| Task instructions |
Make an exact copy of the data below, leaving out every picture.

| Recorded information |

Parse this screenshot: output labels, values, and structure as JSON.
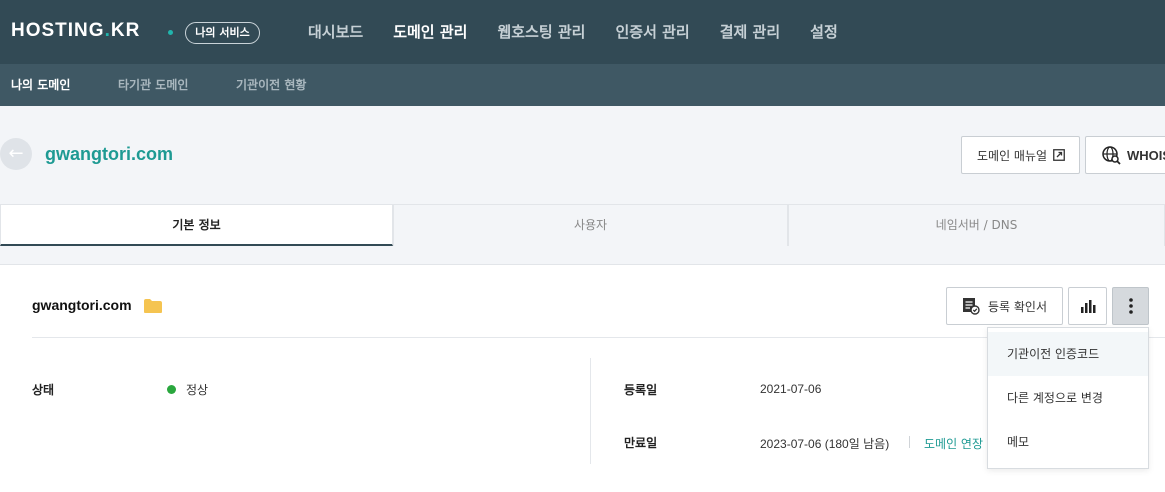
{
  "topbar": {
    "logo_main": "HOSTING",
    "logo_dot": ".",
    "logo_tld": "KR",
    "my_service": "나의 서비스",
    "nav": [
      {
        "label": "대시보드",
        "active": false
      },
      {
        "label": "도메인 관리",
        "active": true
      },
      {
        "label": "웹호스팅 관리",
        "active": false
      },
      {
        "label": "인증서 관리",
        "active": false
      },
      {
        "label": "결제 관리",
        "active": false
      },
      {
        "label": "설정",
        "active": false
      }
    ]
  },
  "subnav": {
    "items": [
      {
        "label": "나의 도메인",
        "active": true
      },
      {
        "label": "타기관 도메인",
        "active": false
      },
      {
        "label": "기관이전 현황",
        "active": false
      }
    ]
  },
  "header": {
    "domain": "gwangtori.com",
    "manual_button": "도메인 매뉴얼",
    "whois_button": "WHOIS"
  },
  "tabs": [
    {
      "label": "기본 정보",
      "active": true
    },
    {
      "label": "사용자",
      "active": false
    },
    {
      "label": "네임서버 / DNS",
      "active": false
    }
  ],
  "card": {
    "title": "gwangtori.com",
    "cert_button": "등록 확인서",
    "status_label": "상태",
    "status_value": "정상",
    "status_color": "#2aa73e",
    "registered_label": "등록일",
    "registered_value": "2021-07-06",
    "expiry_label": "만료일",
    "expiry_value": "2023-07-06 (180일 남음)",
    "renew_link": "도메인 연장"
  },
  "dropdown": {
    "items": [
      {
        "label": "기관이전 인증코드"
      },
      {
        "label": "다른 계정으로 변경"
      },
      {
        "label": "메모"
      }
    ]
  },
  "colors": {
    "topbar": "#324a55",
    "subbar": "#3f5864",
    "accent": "#1e9a93"
  }
}
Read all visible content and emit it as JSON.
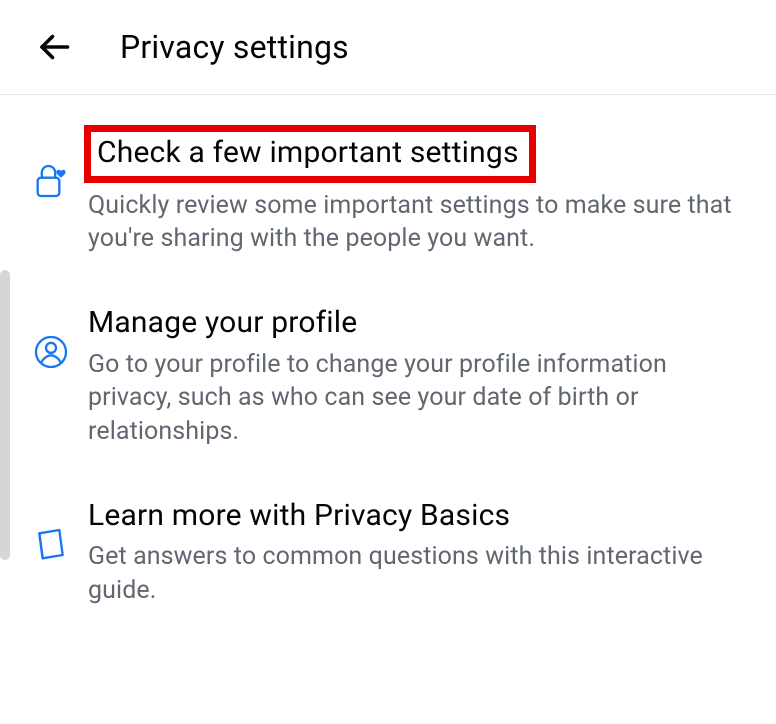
{
  "header": {
    "title": "Privacy settings"
  },
  "items": [
    {
      "title": "Check a few important settings",
      "desc": "Quickly review some important settings to make sure that you're sharing with the people you want."
    },
    {
      "title": "Manage your profile",
      "desc": "Go to your profile to change your profile information privacy, such as who can see your date of birth or relationships."
    },
    {
      "title": "Learn more with Privacy Basics",
      "desc": "Get answers to common questions with this interactive guide."
    }
  ]
}
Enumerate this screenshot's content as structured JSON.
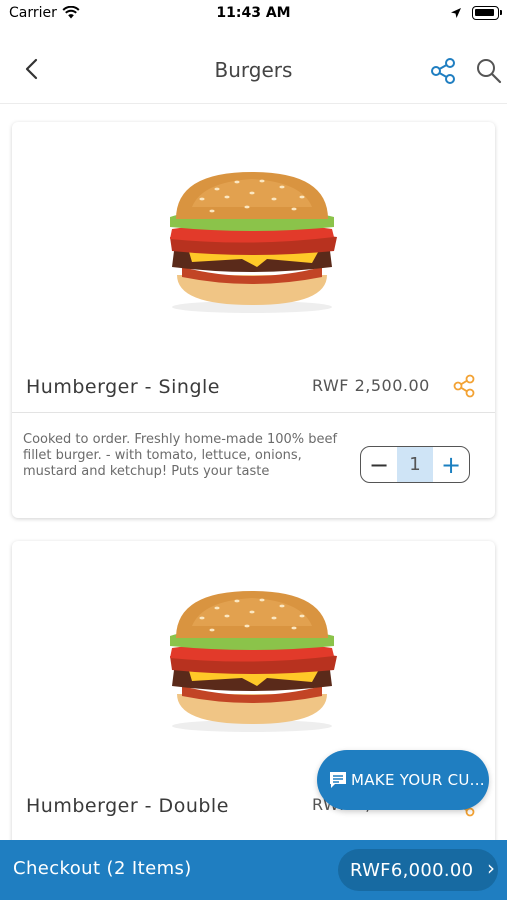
{
  "status_bar": {
    "carrier": "Carrier",
    "time": "11:43 AM"
  },
  "navbar": {
    "title": "Burgers",
    "back_icon": "chevron-left-icon",
    "share_icon": "share-icon",
    "search_icon": "search-icon"
  },
  "products": [
    {
      "name": "Humberger - Single",
      "price": "RWF 2,500.00",
      "description": "Cooked to order. Freshly home-made 100% beef fillet burger. - with tomato, lettuce, onions, mustard and ketchup! Puts your taste",
      "quantity": "1"
    },
    {
      "name": "Humberger - Double",
      "price": "RWF 3,500.00"
    }
  ],
  "stepper": {
    "minus": "−",
    "plus": "+"
  },
  "chat": {
    "label": "MAKE YOUR CU..."
  },
  "checkout": {
    "label": "Checkout (2 Items)",
    "total": "RWF6,000.00",
    "chevron": "›"
  },
  "colors": {
    "primary": "#1f7ec1",
    "primary_dark": "#176aa2",
    "accent_orange": "#f3a233",
    "stepper_highlight": "#cfe4f6"
  }
}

| Exercise solution |
Parse this screenshot: output labels, values, and structure as JSON.
{
  "topbar": {
    "logo_main": "HOSTING",
    "logo_dot": ".",
    "logo_tld": "KR",
    "my_service": "나의 서비스",
    "nav": [
      {
        "label": "대시보드",
        "active": false
      },
      {
        "label": "도메인 관리",
        "active": true
      },
      {
        "label": "웹호스팅 관리",
        "active": false
      },
      {
        "label": "인증서 관리",
        "active": false
      },
      {
        "label": "결제 관리",
        "active": false
      },
      {
        "label": "설정",
        "active": false
      }
    ]
  },
  "subnav": {
    "items": [
      {
        "label": "나의 도메인",
        "active": true
      },
      {
        "label": "타기관 도메인",
        "active": false
      },
      {
        "label": "기관이전 현황",
        "active": false
      }
    ]
  },
  "header": {
    "domain": "gwangtori.com",
    "manual_button": "도메인 매뉴얼",
    "whois_button": "WHOIS"
  },
  "tabs": [
    {
      "label": "기본 정보",
      "active": true
    },
    {
      "label": "사용자",
      "active": false
    },
    {
      "label": "네임서버 / DNS",
      "active": false
    }
  ],
  "card": {
    "title": "gwangtori.com",
    "cert_button": "등록 확인서",
    "status_label": "상태",
    "status_value": "정상",
    "status_color": "#2aa73e",
    "registered_label": "등록일",
    "registered_value": "2021-07-06",
    "expiry_label": "만료일",
    "expiry_value": "2023-07-06 (180일 남음)",
    "renew_link": "도메인 연장"
  },
  "dropdown": {
    "items": [
      {
        "label": "기관이전 인증코드"
      },
      {
        "label": "다른 계정으로 변경"
      },
      {
        "label": "메모"
      }
    ]
  },
  "colors": {
    "topbar": "#324a55",
    "subbar": "#3f5864",
    "accent": "#1e9a93"
  }
}
Read all visible content and emit it as JSON.
{
  "header": {
    "title": "Privacy settings"
  },
  "items": [
    {
      "title": "Check a few important settings",
      "desc": "Quickly review some important settings to make sure that you're sharing with the people you want."
    },
    {
      "title": "Manage your profile",
      "desc": "Go to your profile to change your profile information privacy, such as who can see your date of birth or relationships."
    },
    {
      "title": "Learn more with Privacy Basics",
      "desc": "Get answers to common questions with this interactive guide."
    }
  ]
}
Enumerate this screenshot's content as structured JSON.
{
  "status_bar": {
    "carrier": "Carrier",
    "time": "11:43 AM"
  },
  "navbar": {
    "title": "Burgers",
    "back_icon": "chevron-left-icon",
    "share_icon": "share-icon",
    "search_icon": "search-icon"
  },
  "products": [
    {
      "name": "Humberger - Single",
      "price": "RWF 2,500.00",
      "description": "Cooked to order. Freshly home-made 100% beef fillet burger. - with tomato, lettuce, onions, mustard and ketchup! Puts your taste",
      "quantity": "1"
    },
    {
      "name": "Humberger - Double",
      "price": "RWF 3,500.00"
    }
  ],
  "stepper": {
    "minus": "−",
    "plus": "+"
  },
  "chat": {
    "label": "MAKE YOUR CU..."
  },
  "checkout": {
    "label": "Checkout (2 Items)",
    "total": "RWF6,000.00",
    "chevron": "›"
  },
  "colors": {
    "primary": "#1f7ec1",
    "primary_dark": "#176aa2",
    "accent_orange": "#f3a233",
    "stepper_highlight": "#cfe4f6"
  }
}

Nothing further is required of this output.